Short problem ->
Render the lines from the start of the records through the line that contains "112, 830, 1120]", including that line, as a JSON list of strings with one string per line and blank lines left out.

━━━ Data lines

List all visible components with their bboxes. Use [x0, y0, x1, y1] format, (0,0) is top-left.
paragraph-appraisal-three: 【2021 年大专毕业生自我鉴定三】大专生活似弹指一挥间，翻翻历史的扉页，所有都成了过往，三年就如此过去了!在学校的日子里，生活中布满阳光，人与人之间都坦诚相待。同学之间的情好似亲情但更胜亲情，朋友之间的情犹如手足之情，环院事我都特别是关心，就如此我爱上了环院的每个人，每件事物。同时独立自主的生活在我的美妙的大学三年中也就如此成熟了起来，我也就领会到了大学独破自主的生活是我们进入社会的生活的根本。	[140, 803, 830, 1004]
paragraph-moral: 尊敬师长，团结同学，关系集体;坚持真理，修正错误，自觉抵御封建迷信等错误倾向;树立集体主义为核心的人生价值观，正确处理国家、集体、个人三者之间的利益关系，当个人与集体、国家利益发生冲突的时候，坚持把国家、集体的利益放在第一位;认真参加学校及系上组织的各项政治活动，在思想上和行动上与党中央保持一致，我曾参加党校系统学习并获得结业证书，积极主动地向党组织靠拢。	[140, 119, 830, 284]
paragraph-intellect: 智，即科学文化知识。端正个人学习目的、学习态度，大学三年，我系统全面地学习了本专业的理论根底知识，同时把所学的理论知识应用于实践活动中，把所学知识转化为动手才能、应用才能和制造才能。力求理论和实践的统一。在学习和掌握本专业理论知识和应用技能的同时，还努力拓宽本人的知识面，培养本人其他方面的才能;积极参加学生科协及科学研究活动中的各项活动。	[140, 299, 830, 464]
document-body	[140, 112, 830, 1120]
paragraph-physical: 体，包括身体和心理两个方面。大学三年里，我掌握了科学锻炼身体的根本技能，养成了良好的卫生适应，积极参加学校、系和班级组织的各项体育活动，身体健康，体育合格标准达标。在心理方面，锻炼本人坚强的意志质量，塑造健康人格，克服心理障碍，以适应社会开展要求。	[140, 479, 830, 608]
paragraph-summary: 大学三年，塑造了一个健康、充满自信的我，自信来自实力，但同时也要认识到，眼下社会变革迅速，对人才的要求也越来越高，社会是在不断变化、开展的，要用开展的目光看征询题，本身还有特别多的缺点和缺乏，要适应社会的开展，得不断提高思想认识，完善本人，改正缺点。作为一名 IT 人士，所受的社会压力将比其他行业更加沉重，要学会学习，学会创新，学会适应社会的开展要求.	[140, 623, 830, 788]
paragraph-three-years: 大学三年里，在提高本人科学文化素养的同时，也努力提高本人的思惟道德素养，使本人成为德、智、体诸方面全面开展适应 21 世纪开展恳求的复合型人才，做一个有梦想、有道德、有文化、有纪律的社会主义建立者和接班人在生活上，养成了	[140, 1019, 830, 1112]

━━━━━━

Problem solution ->
[
  "List all visible components with their bboxes. Use [x0, y0, x1, y1] format, (0,0) is top-left.",
  "paragraph-appraisal-three: 【2021 年大专毕业生自我鉴定三】大专生活似弹指一挥间，翻翻历史的扉页，所有都成了过往，三年就如此过去了!在学校的日子里，生活中布满阳光，人与人之间都坦诚相待。同学之间的情好似亲情但更胜亲情，朋友之间的情犹如手足之情，环院事我都特别是关心，就如此我爱上了环院的每个人，每件事物。同时独立自主的生活在我的美妙的大学三年中也就如此成熟了起来，我也就领会到了大学独破自主的生活是我们进入社会的生活的根本。\t[140, 803, 830, 1004]",
  "paragraph-moral: 尊敬师长，团结同学，关系集体;坚持真理，修正错误，自觉抵御封建迷信等错误倾向;树立集体主义为核心的人生价值观，正确处理国家、集体、个人三者之间的利益关系，当个人与集体、国家利益发生冲突的时候，坚持把国家、集体的利益放在第一位;认真参加学校及系上组织的各项政治活动，在思想上和行动上与党中央保持一致，我曾参加党校系统学习并获得结业证书，积极主动地向党组织靠拢。\t[140, 119, 830, 284]",
  "paragraph-intellect: 智，即科学文化知识。端正个人学习目的、学习态度，大学三年，我系统全面地学习了本专业的理论根底知识，同时把所学的理论知识应用于实践活动中，把所学知识转化为动手才能、应用才能和制造才能。力求理论和实践的统一。在学习和掌握本专业理论知识和应用技能的同时，还努力拓宽本人的知识面，培养本人其他方面的才能;积极参加学生科协及科学研究活动中的各项活动。\t[140, 299, 830, 464]",
  "document-body\t[140, 112, 830, 1120]"
]